**Given records:**

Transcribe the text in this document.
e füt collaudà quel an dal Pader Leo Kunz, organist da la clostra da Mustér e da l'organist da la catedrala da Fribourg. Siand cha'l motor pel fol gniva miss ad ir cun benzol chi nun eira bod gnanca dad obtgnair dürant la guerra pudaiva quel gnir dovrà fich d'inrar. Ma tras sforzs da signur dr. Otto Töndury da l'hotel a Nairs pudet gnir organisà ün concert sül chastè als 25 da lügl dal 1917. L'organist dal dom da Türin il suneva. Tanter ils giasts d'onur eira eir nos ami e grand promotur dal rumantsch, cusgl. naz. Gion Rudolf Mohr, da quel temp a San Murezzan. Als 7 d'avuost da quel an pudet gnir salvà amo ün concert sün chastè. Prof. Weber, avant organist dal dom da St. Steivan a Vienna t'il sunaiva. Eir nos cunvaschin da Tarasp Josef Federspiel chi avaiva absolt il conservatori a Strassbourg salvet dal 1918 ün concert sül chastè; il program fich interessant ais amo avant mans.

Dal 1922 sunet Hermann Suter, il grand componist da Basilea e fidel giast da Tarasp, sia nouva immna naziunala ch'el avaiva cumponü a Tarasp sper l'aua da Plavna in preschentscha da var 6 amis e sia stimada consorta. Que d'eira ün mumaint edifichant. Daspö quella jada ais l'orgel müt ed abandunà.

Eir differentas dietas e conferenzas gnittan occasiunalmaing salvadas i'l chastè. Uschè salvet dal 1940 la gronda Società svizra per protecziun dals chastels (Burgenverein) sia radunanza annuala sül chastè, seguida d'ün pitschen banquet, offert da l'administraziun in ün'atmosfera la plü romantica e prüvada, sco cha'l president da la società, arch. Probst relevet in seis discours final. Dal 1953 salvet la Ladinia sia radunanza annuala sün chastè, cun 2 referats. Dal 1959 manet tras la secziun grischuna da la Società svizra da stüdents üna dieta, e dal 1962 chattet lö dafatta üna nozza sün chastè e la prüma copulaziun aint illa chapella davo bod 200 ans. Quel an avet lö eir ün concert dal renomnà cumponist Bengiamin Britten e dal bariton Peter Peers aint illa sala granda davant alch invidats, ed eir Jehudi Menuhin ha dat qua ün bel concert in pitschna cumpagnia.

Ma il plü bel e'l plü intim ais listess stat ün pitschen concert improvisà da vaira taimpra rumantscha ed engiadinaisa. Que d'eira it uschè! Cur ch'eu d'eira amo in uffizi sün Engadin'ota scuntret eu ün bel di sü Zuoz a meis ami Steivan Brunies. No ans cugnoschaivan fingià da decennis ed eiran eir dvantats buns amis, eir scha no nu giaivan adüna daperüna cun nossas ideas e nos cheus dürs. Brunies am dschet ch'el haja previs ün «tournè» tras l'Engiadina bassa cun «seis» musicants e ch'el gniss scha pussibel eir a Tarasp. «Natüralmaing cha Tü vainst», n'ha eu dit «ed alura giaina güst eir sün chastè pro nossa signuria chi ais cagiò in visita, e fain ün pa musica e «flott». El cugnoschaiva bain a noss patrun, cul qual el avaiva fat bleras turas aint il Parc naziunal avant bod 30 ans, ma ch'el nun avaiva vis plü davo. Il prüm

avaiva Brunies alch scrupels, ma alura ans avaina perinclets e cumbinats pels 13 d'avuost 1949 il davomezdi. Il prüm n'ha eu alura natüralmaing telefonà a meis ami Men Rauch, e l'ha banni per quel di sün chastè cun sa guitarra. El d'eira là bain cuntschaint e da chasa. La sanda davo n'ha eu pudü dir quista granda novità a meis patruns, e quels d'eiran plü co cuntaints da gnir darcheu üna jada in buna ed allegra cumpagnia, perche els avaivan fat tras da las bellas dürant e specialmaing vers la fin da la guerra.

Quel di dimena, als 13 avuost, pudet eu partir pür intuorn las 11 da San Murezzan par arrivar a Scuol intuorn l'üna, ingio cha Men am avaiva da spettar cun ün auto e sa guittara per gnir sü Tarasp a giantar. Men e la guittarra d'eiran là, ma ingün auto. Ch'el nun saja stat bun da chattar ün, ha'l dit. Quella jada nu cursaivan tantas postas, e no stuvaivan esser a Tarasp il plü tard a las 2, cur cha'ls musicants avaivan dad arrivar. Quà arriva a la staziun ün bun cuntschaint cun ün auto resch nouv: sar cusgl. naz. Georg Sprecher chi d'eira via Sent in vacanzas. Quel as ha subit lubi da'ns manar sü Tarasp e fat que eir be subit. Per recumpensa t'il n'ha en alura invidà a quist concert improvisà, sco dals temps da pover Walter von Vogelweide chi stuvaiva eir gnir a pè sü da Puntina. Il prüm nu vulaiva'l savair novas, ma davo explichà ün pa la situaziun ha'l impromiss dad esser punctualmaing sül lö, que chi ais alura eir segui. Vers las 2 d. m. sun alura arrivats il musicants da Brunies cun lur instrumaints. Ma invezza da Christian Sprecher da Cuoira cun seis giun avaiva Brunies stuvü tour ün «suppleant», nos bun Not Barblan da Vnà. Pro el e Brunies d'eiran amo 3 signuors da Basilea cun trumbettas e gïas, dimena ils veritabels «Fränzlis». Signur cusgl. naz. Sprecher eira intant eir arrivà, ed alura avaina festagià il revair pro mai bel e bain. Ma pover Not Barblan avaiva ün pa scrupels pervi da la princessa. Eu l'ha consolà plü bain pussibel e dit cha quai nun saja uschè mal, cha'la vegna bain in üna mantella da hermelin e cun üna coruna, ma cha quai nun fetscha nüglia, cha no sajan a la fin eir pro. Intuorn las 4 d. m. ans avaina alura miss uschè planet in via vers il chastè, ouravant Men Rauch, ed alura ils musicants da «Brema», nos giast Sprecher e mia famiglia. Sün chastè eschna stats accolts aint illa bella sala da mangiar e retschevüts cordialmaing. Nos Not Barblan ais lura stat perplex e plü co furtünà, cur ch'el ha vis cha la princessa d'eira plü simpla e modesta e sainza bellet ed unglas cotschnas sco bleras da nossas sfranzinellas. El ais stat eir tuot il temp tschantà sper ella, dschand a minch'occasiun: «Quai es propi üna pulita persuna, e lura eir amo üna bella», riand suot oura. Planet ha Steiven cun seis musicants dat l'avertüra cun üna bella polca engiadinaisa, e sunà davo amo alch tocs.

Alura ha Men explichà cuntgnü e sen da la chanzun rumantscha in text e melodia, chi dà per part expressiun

**What you will do:** Set down all of the data above, word for word.

**Response below:**
Transcribe the text in this document.
e füt collaudà quel an dal Pader Leo Kunz, organist da la clostra da Mustér e da l'organist da la catedrala da Fribourg. Siand cha'l motor pel fol gniva miss ad ir cun benzol chi nun eira bod gnanca dad obtgnair dürant la guerra pudaiva quel gnir dovrà fich d'inrar. Ma tras sforzs da signur dr. Otto Töndury da l'hotel a Nairs pudet gnir organisà ün concert sül chastè als 25 da lügl dal 1917. L'organist dal dom da Türin il suneva. Tanter ils giasts d'onur eira eir nos ami e grand promotur dal rumantsch, cusgl. naz. Gion Rudolf Mohr, da quel temp a San Murezzan. Als 7 d'avuost da quel an pudet gnir salvà amo ün concert sün chastè. Prof. Weber, avant organist dal dom da St. Steivan a Vienna t'il sunaiva. Eir nos cunvaschin da Tarasp Josef Federspiel chi avaiva absolt il conservatori a Strassbourg salvet dal 1918 ün concert sül chastè; il program fich interessant ais amo avant mans.

Dal 1922 sunet Hermann Suter, il grand componist da Basilea e fidel giast da Tarasp, sia nouva immna naziunala ch'el avaiva cumponü a Tarasp sper l'aua da Plavna in preschentscha da var 6 amis e sia stimada consorta. Que d'eira ün mumaint edifichant. Daspö quella jada ais l'orgel müt ed abandunà.

Eir differentas dietas e conferenzas gnittan occasiunalmaing salvadas i'l chastè. Uschè salvet dal 1940 la gronda Società svizra per protecziun dals chastels (Burgenverein) sia radunanza annuala sül chastè, seguida d'ün pitschen banquet, offert da l'administraziun in ün'atmosfera la plü romantica e prüvada, sco cha'l president da la società, arch. Probst relevet in seis discours final. Dal 1953 salvet la Ladinia sia radunanza annuala sün chastè, cun 2 referats. Dal 1959 manet tras la secziun grischuna da la Società svizra da stüdents üna dieta, e dal 1962 chattet lö dafatta üna nozza sün chastè e la prüma copulaziun aint illa chapella davo bod 200 ans. Quel an avet lö eir ün concert dal renomnà cumponist Bengiamin Britten e dal bariton Peter Peers aint illa sala granda davant alch invidats, ed eir Jehudi Menuhin ha dat qua ün bel concert in pitschna cumpagnia.

Ma il plü bel e'l plü intim ais listess stat ün pitschen concert improvisà da vaira taimpra rumantscha ed engiadinaisa. Que d'eira it uschè! Cur ch'eu d'eira amo in uffizi sün Engadin'ota scuntret eu ün bel di sü Zuoz a meis ami Steivan Brunies. No ans cugnoschaivan fingià da decennis ed eiran eir dvantats buns amis, eir scha no nu giaivan adüna daperüna cun nossas ideas e nos cheus dürs. Brunies am dschet ch'el haja previs ün «tournè» tras l'Engiadina bassa cun «seis» musicants e ch'el gniss scha pussibel eir a Tarasp. «Natüralmaing cha Tü vainst», n'ha eu dit «ed alura giaina güst eir sün chastè pro nossa signuria chi ais cagiò in visita, e fain ün pa musica e «flott». El cugnoschaiva bain a noss patrun, cul qual el avaiva fat bleras turas aint il Parc naziunal avant bod 30 ans, ma ch'el nun avaiva vis plü davo. Il prüm

avaiva Brunies alch scrupels, ma alura ans avaina perinclets e cumbinats pels 13 d'avuost 1949 il davomezdi. Il prüm n'ha eu alura natüralmaing telefonà a meis ami Men Rauch, e l'ha banni per quel di sün chastè cun sa guitarra. El d'eira là bain cuntschaint e da chasa. La sanda davo n'ha eu pudü dir quista granda novità a meis patruns, e quels d'eiran plü co cuntaints da gnir darcheu üna jada in buna ed allegra cumpagnia, perche els avaivan fat tras da las bellas dürant e specialmaing vers la fin da la guerra.

Quel di dimena, als 13 avuost, pudet eu partir pür intuorn las 11 da San Murezzan par arrivar a Scuol intuorn l'üna, ingio cha Men am avaiva da spettar cun ün auto e sa guittara per gnir sü Tarasp a giantar. Men e la guittarra d'eiran là, ma ingün auto. Ch'el nun saja stat bun da chattar ün, ha'l dit. Quella jada nu cursaivan tantas postas, e no stuvaivan esser a Tarasp il plü tard a las 2, cur cha'ls musicants avaivan dad arrivar. Quà arriva a la staziun ün bun cuntschaint cun ün auto resch nouv: sar cusgl. naz. Georg Sprecher chi d'eira via Sent in vacanzas. Quel as ha subit lubi da'ns manar sü Tarasp e fat que eir be subit. Per recumpensa t'il n'ha en alura invidà a quist concert improvisà, sco dals temps da pover Walter von Vogelweide chi stuvaiva eir gnir a pè sü da Puntina. Il prüm nu vulaiva'l savair novas, ma davo explichà ün pa la situaziun ha'l impromiss dad esser punctualmaing sül lö, que chi ais alura eir segui. Vers las 2 d. m. sun alura arrivats il musicants da Brunies cun lur instrumaints. Ma invezza da Christian Sprecher da Cuoira cun seis giun avaiva Brunies stuvü tour ün «suppleant», nos bun Not Barblan da Vnà. Pro el e Brunies d'eiran amo 3 signuors da Basilea cun trumbettas e gïas, dimena ils veritabels «Fränzlis». Signur cusgl. naz. Sprecher eira intant eir arrivà, ed alura avaina festagià il revair pro mai bel e bain. Ma pover Not Barblan avaiva ün pa scrupels pervi da la princessa. Eu l'ha consolà plü bain pussibel e dit cha quai nun saja uschè mal, cha'la vegna bain in üna mantella da hermelin e cun üna coruna, ma cha quai nun fetscha nüglia, cha no sajan a la fin eir pro. Intuorn las 4 d. m. ans avaina alura miss uschè planet in via vers il chastè, ouravant Men Rauch, ed alura ils musicants da «Brema», nos giast Sprecher e mia famiglia. Sün chastè eschna stats accolts aint illa bella sala da mangiar e retschevüts cordialmaing. Nos Not Barblan ais lura stat perplex e plü co furtünà, cur ch'el ha vis cha la princessa d'eira plü simpla e modesta e sainza bellet ed unglas cotschnas sco bleras da nossas sfranzinellas. El ais stat eir tuot il temp tschantà sper ella, dschand a minch'occasiun: «Quai es propi üna pulita persuna, e lura eir amo üna bella», riand suot oura. Planet ha Steiven cun seis musicants dat l'avertüra cun üna bella polca engiadinaisa, e sunà davo amo alch tocs.

Alura ha Men explichà cuntgnü e sen da la chanzun rumantscha in text e melodia, chi dà per part expressiun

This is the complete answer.